▶ **Set exercise**: Collect each line of the records containing the string "from".

▶ **Records provided**:
==================================================

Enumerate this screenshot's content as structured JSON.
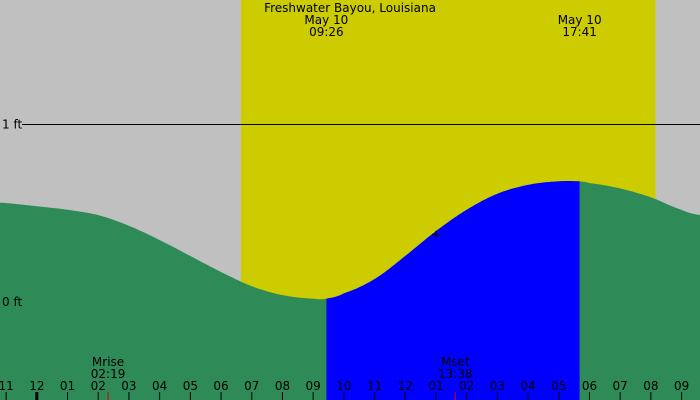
{
  "chart_data": {
    "type": "area",
    "title": "Freshwater Bayou, Louisiana",
    "colors": {
      "background": "#c0c0c0",
      "daylight": "#cccc00",
      "tide": "#2e8b57",
      "highlight": "#0000ff",
      "moon_tick": "#cc0000",
      "text": "#000000"
    },
    "x_range_hours": [
      -9.2,
      13.6
    ],
    "ylim_ft": [
      -0.55,
      1.7
    ],
    "y_ticks": [
      {
        "value": 0,
        "label": "0 ft"
      },
      {
        "value": 1,
        "label": "1 ft"
      }
    ],
    "y_reference_line": 1,
    "x_ticks": [
      {
        "h": -9,
        "label": "11"
      },
      {
        "h": -8,
        "label": "12"
      },
      {
        "h": -7,
        "label": "01"
      },
      {
        "h": -6,
        "label": "02"
      },
      {
        "h": -5,
        "label": "03"
      },
      {
        "h": -4,
        "label": "04"
      },
      {
        "h": -3,
        "label": "05"
      },
      {
        "h": -2,
        "label": "06"
      },
      {
        "h": -1,
        "label": "07"
      },
      {
        "h": 0,
        "label": "08"
      },
      {
        "h": 1,
        "label": "09"
      },
      {
        "h": 2,
        "label": "10"
      },
      {
        "h": 3,
        "label": "11"
      },
      {
        "h": 4,
        "label": "12"
      },
      {
        "h": 5,
        "label": "01"
      },
      {
        "h": 6,
        "label": "02"
      },
      {
        "h": 7,
        "label": "03"
      },
      {
        "h": 8,
        "label": "04"
      },
      {
        "h": 9,
        "label": "05"
      },
      {
        "h": 10,
        "label": "06"
      },
      {
        "h": 11,
        "label": "07"
      },
      {
        "h": 12,
        "label": "08"
      },
      {
        "h": 13,
        "label": "09"
      }
    ],
    "daylight": {
      "start_h": -1.35,
      "end_h": 12.15
    },
    "highlight_range": {
      "start_h": 1.43,
      "end_h": 9.68
    },
    "tide_series": {
      "x_hours": [
        -9.2,
        -8,
        -7,
        -6,
        -5,
        -4,
        -3,
        -2,
        -1,
        0,
        1,
        1.43,
        2,
        3,
        4,
        5,
        6,
        7,
        8,
        9,
        9.68,
        10,
        11,
        12,
        13,
        13.6
      ],
      "y_ft": [
        0.56,
        0.54,
        0.52,
        0.49,
        0.43,
        0.35,
        0.26,
        0.17,
        0.09,
        0.04,
        0.02,
        0.02,
        0.05,
        0.13,
        0.26,
        0.4,
        0.52,
        0.61,
        0.66,
        0.68,
        0.68,
        0.67,
        0.64,
        0.59,
        0.52,
        0.49
      ]
    },
    "current_marker": {
      "h": 5.0,
      "y_ft": 0.38
    },
    "time_labels": [
      {
        "h": 1.43,
        "date": "May 10",
        "time": "09:26"
      },
      {
        "h": 9.68,
        "date": "May 10",
        "time": "17:41"
      }
    ],
    "moon_events": [
      {
        "h": -5.68,
        "label": "Mrise",
        "time": "02:19"
      },
      {
        "h": 5.63,
        "label": "Mset",
        "time": "13:38"
      }
    ],
    "midnight_h": -8
  }
}
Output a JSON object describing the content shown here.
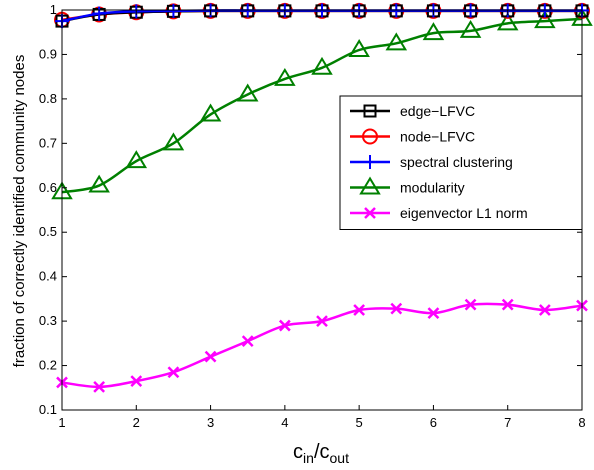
{
  "chart_data": {
    "type": "line",
    "title": "",
    "xlabel": {
      "main": "c",
      "sub1": "in",
      "slash": "/c",
      "sub2": "out"
    },
    "ylabel": "fraction of correctly identified community nodes",
    "xlim": [
      1,
      8
    ],
    "ylim": [
      0.1,
      1
    ],
    "x_ticks": [
      1,
      2,
      3,
      4,
      5,
      6,
      7,
      8
    ],
    "y_ticks": [
      0.1,
      0.2,
      0.3,
      0.4,
      0.5,
      0.6,
      0.7,
      0.8,
      0.9,
      1
    ],
    "y_tick_labels": [
      "0.1",
      "0.2",
      "0.3",
      "0.4",
      "0.5",
      "0.6",
      "0.7",
      "0.8",
      "0.9",
      "1"
    ],
    "x": [
      1,
      1.5,
      2,
      2.5,
      3,
      3.5,
      4,
      4.5,
      5,
      5.5,
      6,
      6.5,
      7,
      7.5,
      8
    ],
    "grid": false,
    "legend_position": "right",
    "series": [
      {
        "name": "edge−LFVC",
        "color": "#000000",
        "marker": "square",
        "values": [
          0.975,
          0.99,
          0.995,
          0.997,
          0.998,
          0.998,
          0.998,
          0.998,
          0.998,
          0.998,
          0.998,
          0.998,
          0.998,
          0.998,
          0.998
        ]
      },
      {
        "name": "node−LFVC",
        "color": "#ff0000",
        "marker": "circle",
        "values": [
          0.978,
          0.99,
          0.995,
          0.997,
          0.998,
          0.998,
          0.998,
          0.998,
          0.998,
          0.998,
          0.998,
          0.998,
          0.998,
          0.998,
          0.998
        ]
      },
      {
        "name": "spectral clustering",
        "color": "#0000ff",
        "marker": "plus",
        "values": [
          0.975,
          0.992,
          0.997,
          0.998,
          0.999,
          0.999,
          0.999,
          0.999,
          0.999,
          0.999,
          0.999,
          0.999,
          0.999,
          0.999,
          0.999
        ]
      },
      {
        "name": "modularity",
        "color": "#008000",
        "marker": "triangle",
        "values": [
          0.59,
          0.605,
          0.66,
          0.7,
          0.765,
          0.81,
          0.845,
          0.87,
          0.91,
          0.925,
          0.948,
          0.953,
          0.97,
          0.975,
          0.98
        ]
      },
      {
        "name": "eigenvector L1 norm",
        "color": "#ff00ff",
        "marker": "x",
        "values": [
          0.162,
          0.152,
          0.165,
          0.185,
          0.22,
          0.255,
          0.29,
          0.3,
          0.325,
          0.328,
          0.318,
          0.337,
          0.337,
          0.325,
          0.335
        ]
      }
    ]
  }
}
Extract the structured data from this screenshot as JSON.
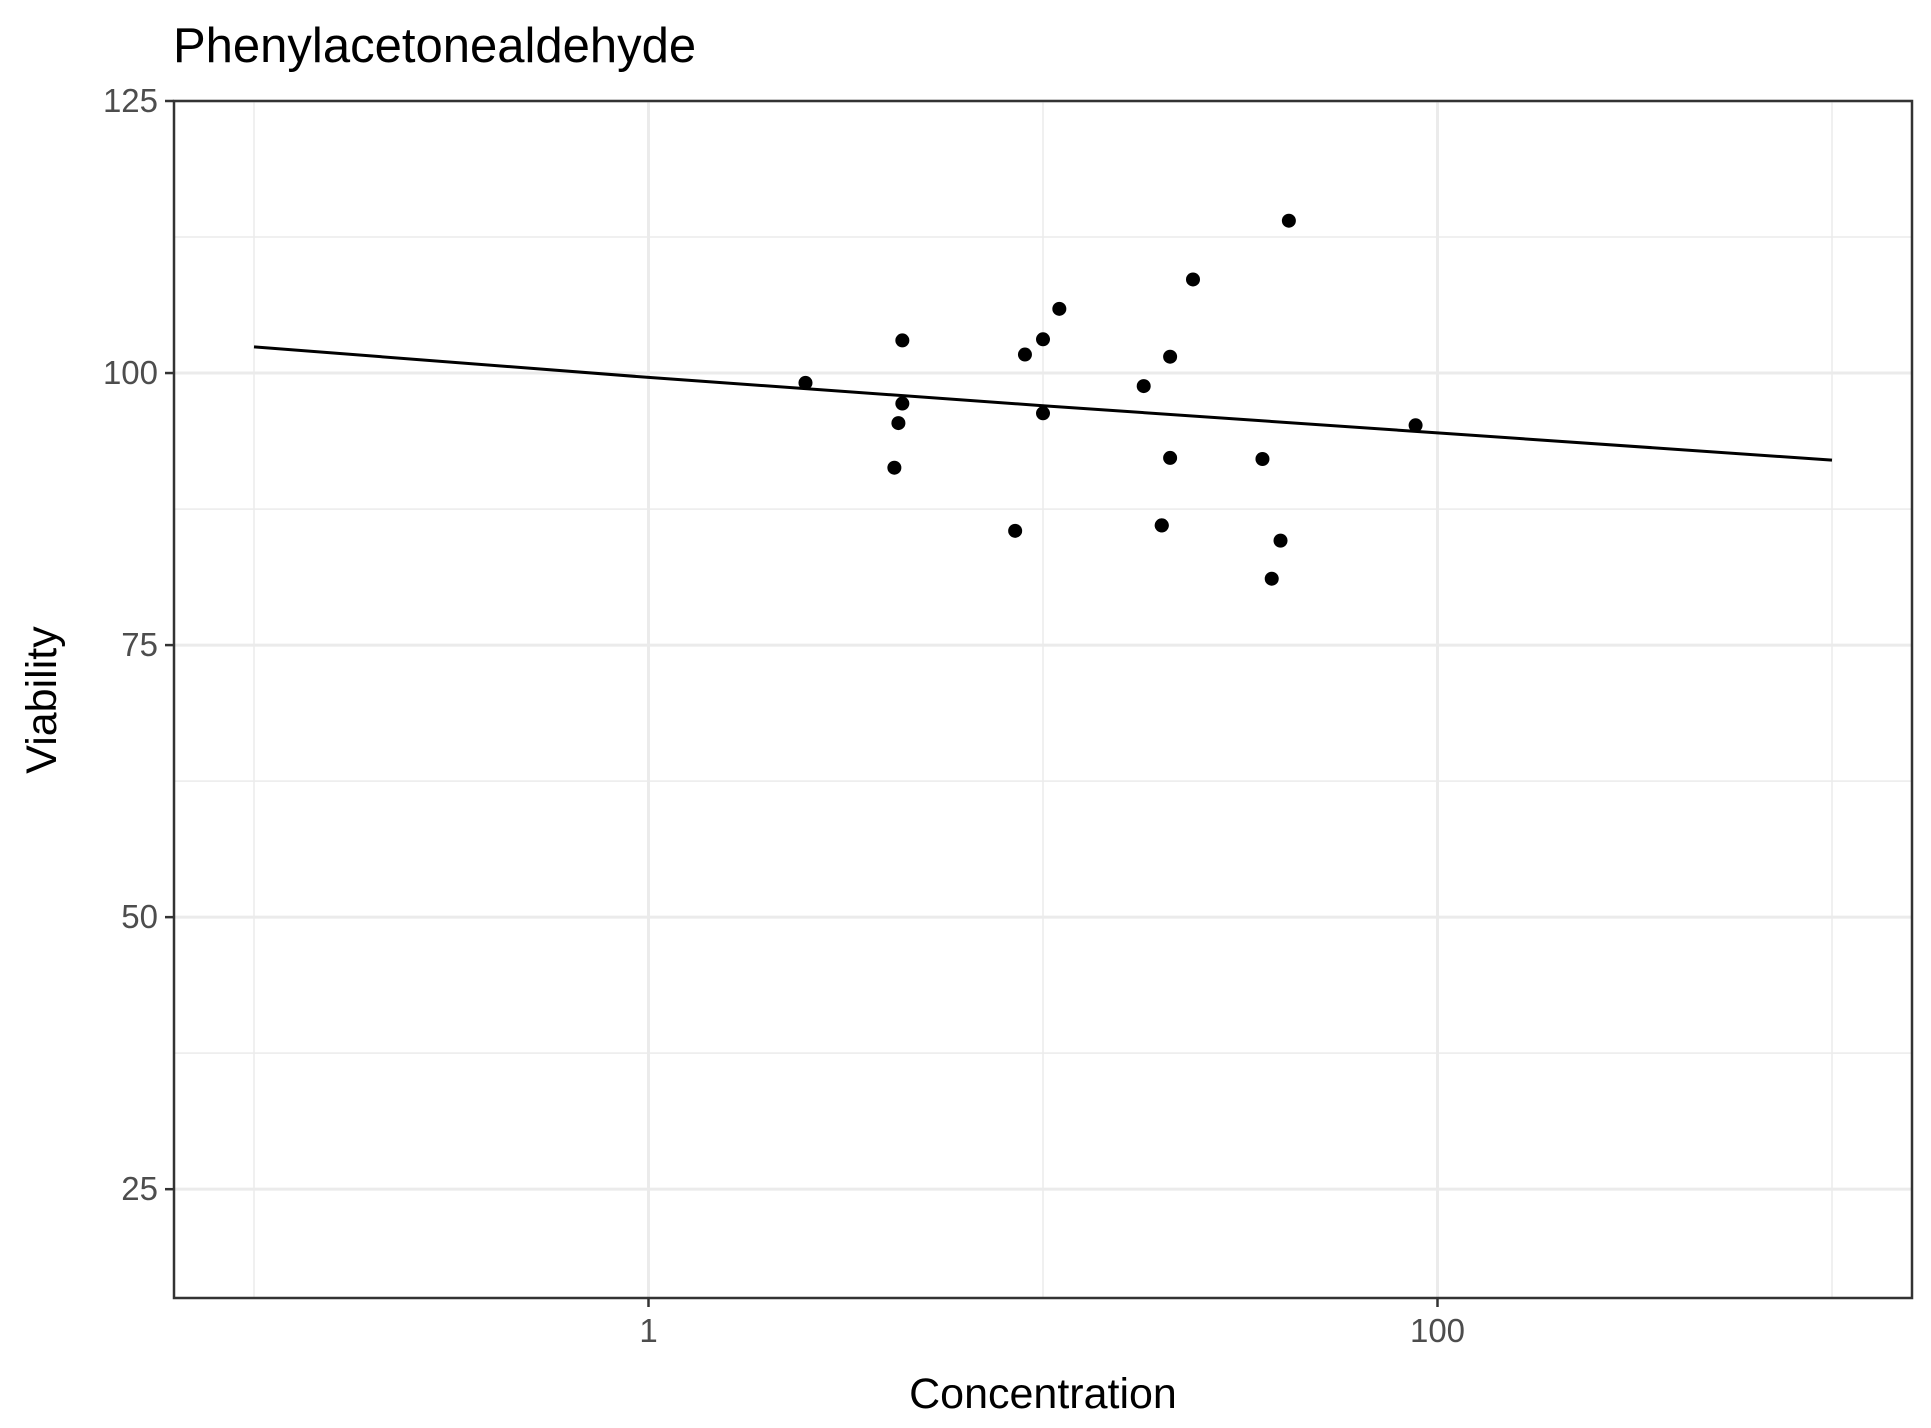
{
  "chart_data": {
    "type": "scatter",
    "title": "Phenylacetonealdehyde",
    "xlabel": "Concentration",
    "ylabel": "Viability",
    "x_scale": "log10",
    "xlim": [
      0.1,
      1000
    ],
    "ylim": [
      15,
      125
    ],
    "x_ticks": [
      1,
      100
    ],
    "x_tick_labels": [
      "1",
      "100"
    ],
    "y_ticks": [
      25,
      50,
      75,
      100,
      125
    ],
    "y_tick_labels": [
      "25",
      "50",
      "75",
      "100",
      "125"
    ],
    "grid": true,
    "legend": "none",
    "points": {
      "x": [
        2.5,
        4.3,
        4.2,
        4.4,
        4.4,
        9.0,
        10.0,
        10.0,
        11.0,
        18.0,
        20.0,
        21.0,
        21.0,
        24.0,
        20.0,
        36.0,
        38.0,
        40.0,
        42.0,
        88.0,
        8.5
      ],
      "y": [
        99.1,
        95.4,
        91.3,
        103.0,
        97.2,
        101.7,
        103.1,
        96.3,
        105.9,
        98.8,
        86.0,
        101.5,
        92.2,
        108.6,
        86.0,
        92.1,
        81.1,
        84.6,
        114.0,
        95.2,
        85.5
      ]
    },
    "fit_line": {
      "x": [
        0.1,
        1,
        10,
        100,
        1000
      ],
      "y": [
        102.4,
        99.6,
        97.0,
        94.5,
        92.0
      ]
    },
    "colors": {
      "points": "#000000",
      "line": "#000000",
      "grid": "#ebebeb",
      "border": "#333333",
      "tick_label": "#4d4d4d"
    }
  }
}
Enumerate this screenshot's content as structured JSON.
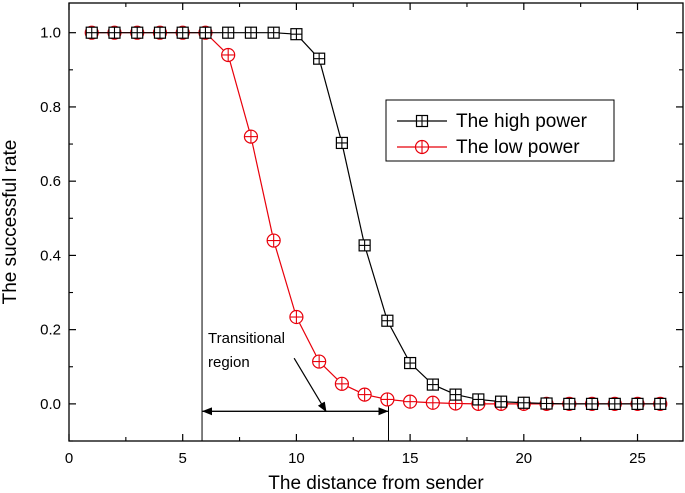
{
  "chart_data": {
    "type": "line",
    "xlabel": "The distance from sender",
    "ylabel": "The successful rate",
    "xlim": [
      0,
      27
    ],
    "ylim": [
      -0.1,
      1.08
    ],
    "xticks": [
      0,
      5,
      10,
      15,
      20,
      25
    ],
    "yticks": [
      0.0,
      0.2,
      0.4,
      0.6,
      0.8,
      1.0
    ],
    "x_tick_labels": [
      "0",
      "5",
      "10",
      "15",
      "20",
      "25"
    ],
    "y_tick_labels": [
      "0.0",
      "0.2",
      "0.4",
      "0.6",
      "0.8",
      "1.0"
    ],
    "grid": false,
    "legend_position": "top-right",
    "x": [
      1,
      2,
      3,
      4,
      5,
      6,
      7,
      8,
      9,
      10,
      11,
      12,
      13,
      14,
      15,
      16,
      17,
      18,
      19,
      20,
      21,
      22,
      23,
      24,
      25,
      26
    ],
    "series": [
      {
        "name": "The high power",
        "color": "#000000",
        "marker": "square-plus",
        "values": [
          1.0,
          1.0,
          1.0,
          1.0,
          1.0,
          1.0,
          1.0,
          1.0,
          1.0,
          0.996,
          0.93,
          0.703,
          0.427,
          0.224,
          0.11,
          0.052,
          0.025,
          0.012,
          0.006,
          0.003,
          0.001,
          0.0,
          0.0,
          0.0,
          0.0,
          0.0
        ]
      },
      {
        "name": "The low power",
        "color": "#e8000b",
        "marker": "circle-plus",
        "values": [
          1.0,
          1.0,
          1.0,
          1.0,
          1.0,
          1.0,
          0.94,
          0.72,
          0.44,
          0.234,
          0.114,
          0.054,
          0.025,
          0.012,
          0.006,
          0.003,
          0.001,
          0.0,
          0.0,
          0.0,
          0.0,
          0.0,
          0.0,
          0.0,
          0.0,
          0.0
        ]
      }
    ],
    "annotations": [
      {
        "text_lines": [
          "Transitional",
          "region"
        ],
        "region_x": [
          5.85,
          14.05
        ],
        "arrow_tail": [
          9.9,
          0.123
        ],
        "arrow_head": [
          11.3,
          -0.02
        ]
      }
    ]
  }
}
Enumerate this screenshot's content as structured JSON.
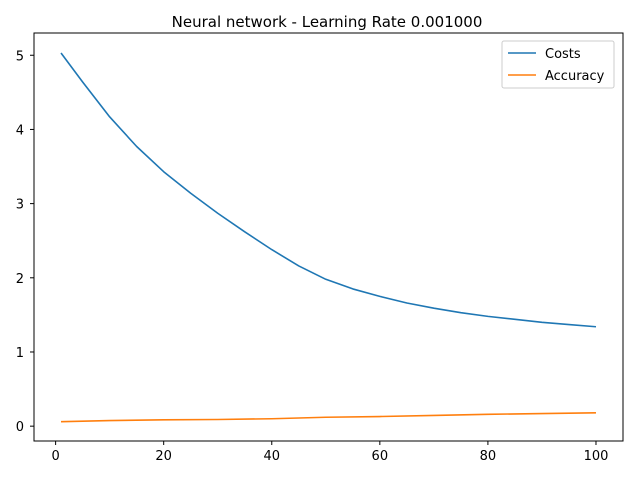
{
  "chart_data": {
    "type": "line",
    "title": "Neural network - Learning Rate 0.001000",
    "xlabel": "",
    "ylabel": "",
    "xlim": [
      -4,
      105
    ],
    "ylim": [
      -0.2,
      5.3
    ],
    "xticks": [
      0,
      20,
      40,
      60,
      80,
      100
    ],
    "yticks": [
      0,
      1,
      2,
      3,
      4,
      5
    ],
    "grid": false,
    "legend_position": "top-right",
    "series": [
      {
        "name": "Costs",
        "color": "#1f77b4",
        "x": [
          1,
          5,
          10,
          15,
          20,
          25,
          30,
          35,
          40,
          45,
          50,
          55,
          60,
          65,
          70,
          75,
          80,
          85,
          90,
          95,
          100
        ],
        "y": [
          5.03,
          4.64,
          4.17,
          3.77,
          3.43,
          3.14,
          2.87,
          2.62,
          2.38,
          2.16,
          1.98,
          1.85,
          1.75,
          1.66,
          1.59,
          1.53,
          1.48,
          1.44,
          1.4,
          1.37,
          1.34
        ]
      },
      {
        "name": "Accuracy",
        "color": "#ff7f0e",
        "x": [
          1,
          10,
          20,
          30,
          40,
          50,
          60,
          70,
          80,
          90,
          100
        ],
        "y": [
          0.06,
          0.075,
          0.085,
          0.09,
          0.1,
          0.12,
          0.13,
          0.145,
          0.16,
          0.17,
          0.18
        ]
      }
    ]
  }
}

==================================================

▶ **Solution to the problem**:
Extract the structured data from this screenshot as JSON.
    "xlabel": "The distance from sender",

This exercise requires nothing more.